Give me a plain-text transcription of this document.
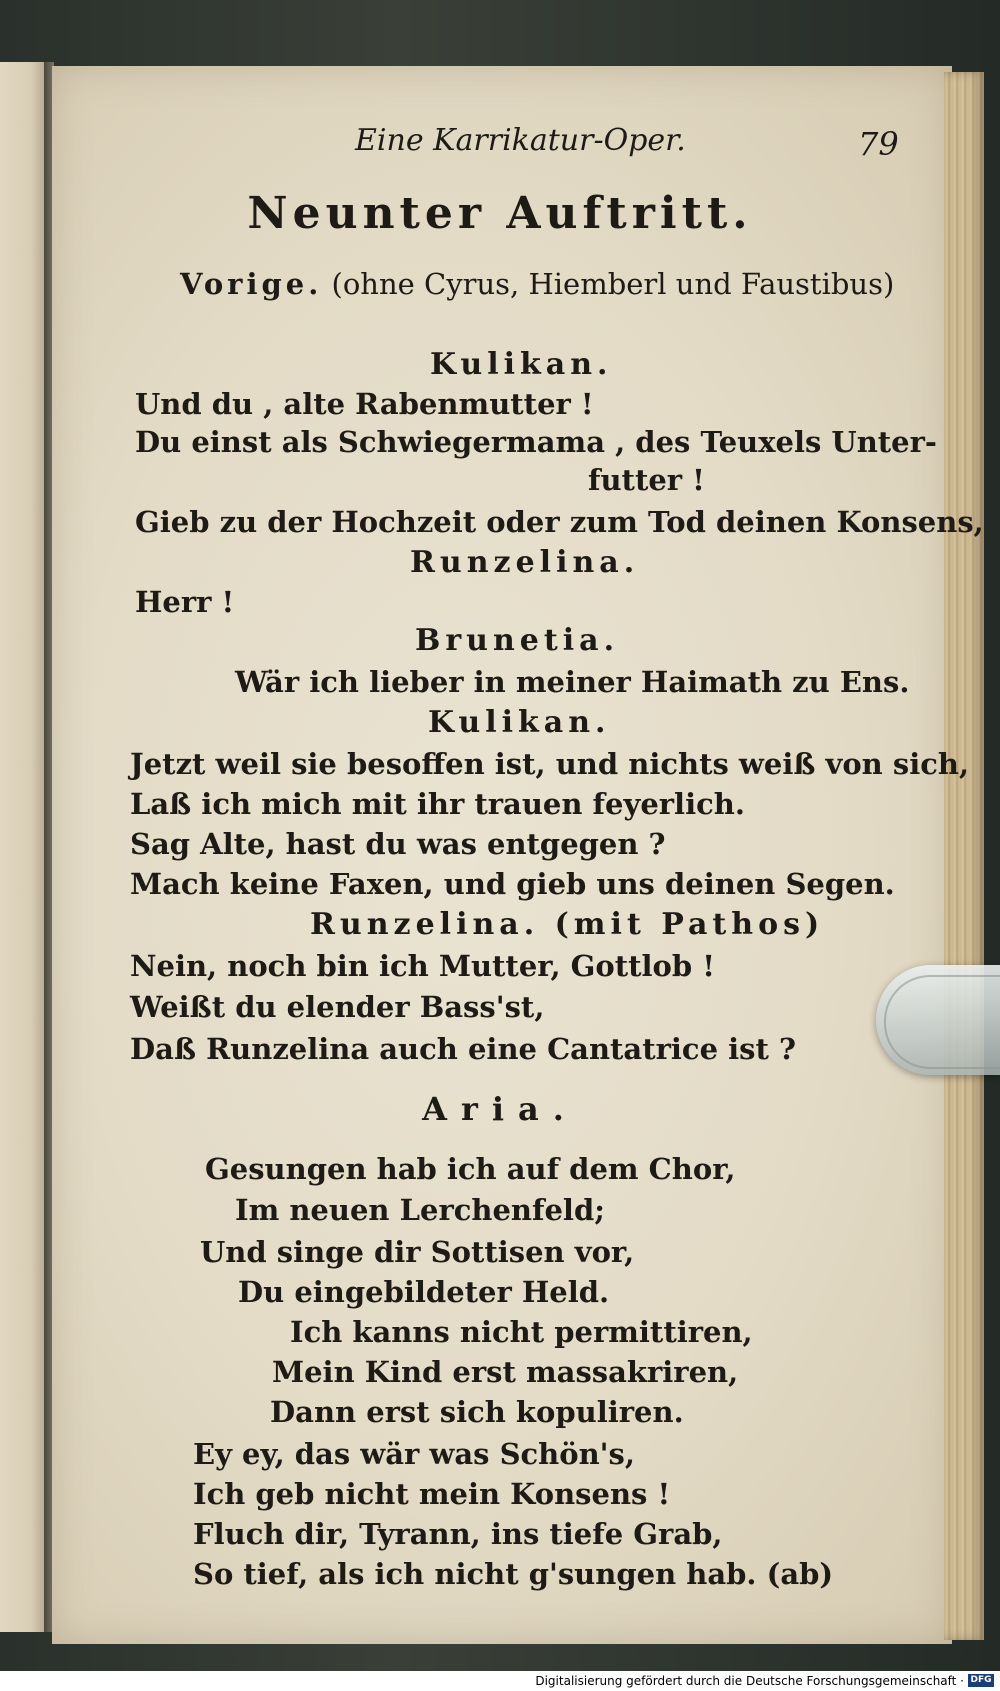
Eine Karrikatur-Oper.	79
Neunter Auftritt.
Vorige. (ohne Cyrus, Hiemberl und Faustibus)
Kulikan.
Und du , alte Rabenmutter !
Du einst als Schwiegermama , des Teuxels Unter-
futter !
Gieb zu der Hochzeit oder zum Tod deinen Konsens,
Runzelina.
Herr !
Brunetia.
Wär ich lieber in meiner Haimath zu Ens.
Kulikan.
Jetzt weil sie besoffen ist, und nichts weiß von sich,
Laß ich mich mit ihr trauen feyerlich.
Sag Alte, hast du was entgegen ?
Mach keine Faxen, und gieb uns deinen Segen.
Runzelina. (mit Pathos)
Nein, noch bin ich Mutter, Gottlob !
Weißt du elender Bass'st,
Daß Runzelina auch eine Cantatrice ist ?
Aria.
Gesungen hab ich auf dem Chor,
Im neuen Lerchenfeld;
Und singe dir Sottisen vor,
Du eingebildeter Held.
Ich kanns nicht permittiren,
Mein Kind erst massakriren,
Dann erst sich kopuliren.
Ey ey, das wär was Schön's,
Ich geb nicht mein Konsens !
Fluch dir, Tyrann, ins tiefe Grab,
So tief, als ich nicht g'sungen hab. (ab)
Digitalisierung gefördert durch die Deutsche Forschungsgemeinschaft · DFG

Aim :: Go through the lines above. Select every one that has the string "Runzelina".

Solution ::
Runzelina.
Runzelina. (mit Pathos)
Daß Runzelina auch eine Cantatrice ist ?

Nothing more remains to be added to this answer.